## [EXERCISE TASK]
Copy every line from the records below that holds the word "color".

## [PROVIDED DATA]
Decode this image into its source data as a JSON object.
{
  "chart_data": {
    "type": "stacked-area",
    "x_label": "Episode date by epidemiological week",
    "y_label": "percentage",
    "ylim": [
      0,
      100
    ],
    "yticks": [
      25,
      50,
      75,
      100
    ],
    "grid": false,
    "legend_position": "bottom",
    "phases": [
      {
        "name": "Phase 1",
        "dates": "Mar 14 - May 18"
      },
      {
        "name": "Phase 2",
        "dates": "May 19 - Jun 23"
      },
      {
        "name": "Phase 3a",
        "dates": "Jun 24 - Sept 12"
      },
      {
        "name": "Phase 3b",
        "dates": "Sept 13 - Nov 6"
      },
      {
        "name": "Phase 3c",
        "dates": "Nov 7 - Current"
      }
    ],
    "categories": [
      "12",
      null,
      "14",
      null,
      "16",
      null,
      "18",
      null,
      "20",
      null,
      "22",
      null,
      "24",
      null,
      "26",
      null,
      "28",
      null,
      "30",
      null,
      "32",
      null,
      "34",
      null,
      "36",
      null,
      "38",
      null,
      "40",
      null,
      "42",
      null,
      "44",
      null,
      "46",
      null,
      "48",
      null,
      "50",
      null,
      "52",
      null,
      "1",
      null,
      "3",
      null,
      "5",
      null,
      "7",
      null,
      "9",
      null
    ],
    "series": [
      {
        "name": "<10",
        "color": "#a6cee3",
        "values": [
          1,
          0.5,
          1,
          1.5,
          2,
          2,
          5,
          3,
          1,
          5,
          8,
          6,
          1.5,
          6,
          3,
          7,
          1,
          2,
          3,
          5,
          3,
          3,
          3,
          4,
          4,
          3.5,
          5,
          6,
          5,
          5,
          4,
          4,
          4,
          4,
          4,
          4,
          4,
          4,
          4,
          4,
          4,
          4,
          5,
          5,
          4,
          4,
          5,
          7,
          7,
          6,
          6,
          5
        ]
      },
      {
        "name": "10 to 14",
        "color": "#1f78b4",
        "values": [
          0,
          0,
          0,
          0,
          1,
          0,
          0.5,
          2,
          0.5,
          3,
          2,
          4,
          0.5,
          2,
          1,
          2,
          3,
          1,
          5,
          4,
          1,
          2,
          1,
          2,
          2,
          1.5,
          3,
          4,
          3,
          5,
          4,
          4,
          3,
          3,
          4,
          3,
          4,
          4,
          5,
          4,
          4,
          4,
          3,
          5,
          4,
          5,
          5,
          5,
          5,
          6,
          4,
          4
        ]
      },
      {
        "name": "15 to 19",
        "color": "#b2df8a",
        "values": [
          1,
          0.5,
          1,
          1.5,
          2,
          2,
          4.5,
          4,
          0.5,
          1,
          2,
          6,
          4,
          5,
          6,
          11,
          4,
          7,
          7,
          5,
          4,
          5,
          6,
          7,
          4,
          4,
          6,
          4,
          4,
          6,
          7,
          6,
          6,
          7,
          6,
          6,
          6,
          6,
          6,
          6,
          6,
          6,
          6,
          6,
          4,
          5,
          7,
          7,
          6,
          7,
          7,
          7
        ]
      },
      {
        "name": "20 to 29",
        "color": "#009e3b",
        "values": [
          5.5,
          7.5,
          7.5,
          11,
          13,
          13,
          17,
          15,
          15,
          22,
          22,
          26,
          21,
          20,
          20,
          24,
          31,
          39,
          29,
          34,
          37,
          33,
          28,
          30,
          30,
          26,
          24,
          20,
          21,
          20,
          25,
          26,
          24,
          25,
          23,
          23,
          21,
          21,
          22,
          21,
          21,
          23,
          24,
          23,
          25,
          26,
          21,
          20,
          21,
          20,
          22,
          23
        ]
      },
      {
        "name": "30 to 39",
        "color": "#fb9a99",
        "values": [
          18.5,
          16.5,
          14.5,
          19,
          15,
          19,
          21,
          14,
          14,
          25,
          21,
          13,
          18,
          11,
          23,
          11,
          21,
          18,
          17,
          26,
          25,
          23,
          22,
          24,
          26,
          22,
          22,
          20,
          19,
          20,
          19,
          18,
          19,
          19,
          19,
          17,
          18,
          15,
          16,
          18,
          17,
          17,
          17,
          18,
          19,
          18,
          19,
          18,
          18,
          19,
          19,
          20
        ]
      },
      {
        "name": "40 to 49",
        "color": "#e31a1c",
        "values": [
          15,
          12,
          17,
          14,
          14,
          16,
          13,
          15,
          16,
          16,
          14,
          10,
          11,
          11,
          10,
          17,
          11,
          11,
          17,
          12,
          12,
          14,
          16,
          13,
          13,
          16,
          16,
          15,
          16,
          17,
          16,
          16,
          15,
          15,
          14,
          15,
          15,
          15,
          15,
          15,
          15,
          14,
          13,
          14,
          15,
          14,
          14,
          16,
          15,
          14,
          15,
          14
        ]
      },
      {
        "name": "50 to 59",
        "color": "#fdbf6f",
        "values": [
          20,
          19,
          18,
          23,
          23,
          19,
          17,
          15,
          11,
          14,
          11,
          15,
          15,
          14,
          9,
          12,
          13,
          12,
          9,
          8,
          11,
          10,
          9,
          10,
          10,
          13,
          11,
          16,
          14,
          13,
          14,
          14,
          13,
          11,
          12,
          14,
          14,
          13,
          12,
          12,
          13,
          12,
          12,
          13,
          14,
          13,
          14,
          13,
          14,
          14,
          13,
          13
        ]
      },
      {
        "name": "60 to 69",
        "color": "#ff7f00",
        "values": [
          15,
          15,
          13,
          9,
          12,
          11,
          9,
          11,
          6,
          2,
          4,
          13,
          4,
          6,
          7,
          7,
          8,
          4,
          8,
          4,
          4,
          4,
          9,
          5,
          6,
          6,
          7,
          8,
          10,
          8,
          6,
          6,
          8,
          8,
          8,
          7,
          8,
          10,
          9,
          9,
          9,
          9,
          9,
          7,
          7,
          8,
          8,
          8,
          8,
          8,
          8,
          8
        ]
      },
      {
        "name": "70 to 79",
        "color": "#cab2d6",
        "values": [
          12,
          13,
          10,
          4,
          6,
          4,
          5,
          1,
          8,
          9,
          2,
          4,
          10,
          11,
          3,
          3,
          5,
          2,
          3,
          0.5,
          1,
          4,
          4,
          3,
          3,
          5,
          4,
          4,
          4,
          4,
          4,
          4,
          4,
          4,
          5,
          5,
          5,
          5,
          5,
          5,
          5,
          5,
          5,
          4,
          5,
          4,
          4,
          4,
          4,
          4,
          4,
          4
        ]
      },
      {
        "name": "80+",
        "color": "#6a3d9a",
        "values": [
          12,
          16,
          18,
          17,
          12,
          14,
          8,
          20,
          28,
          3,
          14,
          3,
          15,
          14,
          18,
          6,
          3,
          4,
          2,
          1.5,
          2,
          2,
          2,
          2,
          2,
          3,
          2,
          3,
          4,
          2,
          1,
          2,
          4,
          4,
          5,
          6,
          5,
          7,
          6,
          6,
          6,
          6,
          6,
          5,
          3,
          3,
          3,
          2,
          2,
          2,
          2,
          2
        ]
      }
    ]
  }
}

## [FULL RESPONSE]
        "color": "#a6cee3",
        "color": "#1f78b4",
        "color": "#b2df8a",
        "color": "#009e3b",
        "color": "#fb9a99",
        "color": "#e31a1c",
        "color": "#fdbf6f",
        "color": "#ff7f00",
        "color": "#cab2d6",
        "color": "#6a3d9a",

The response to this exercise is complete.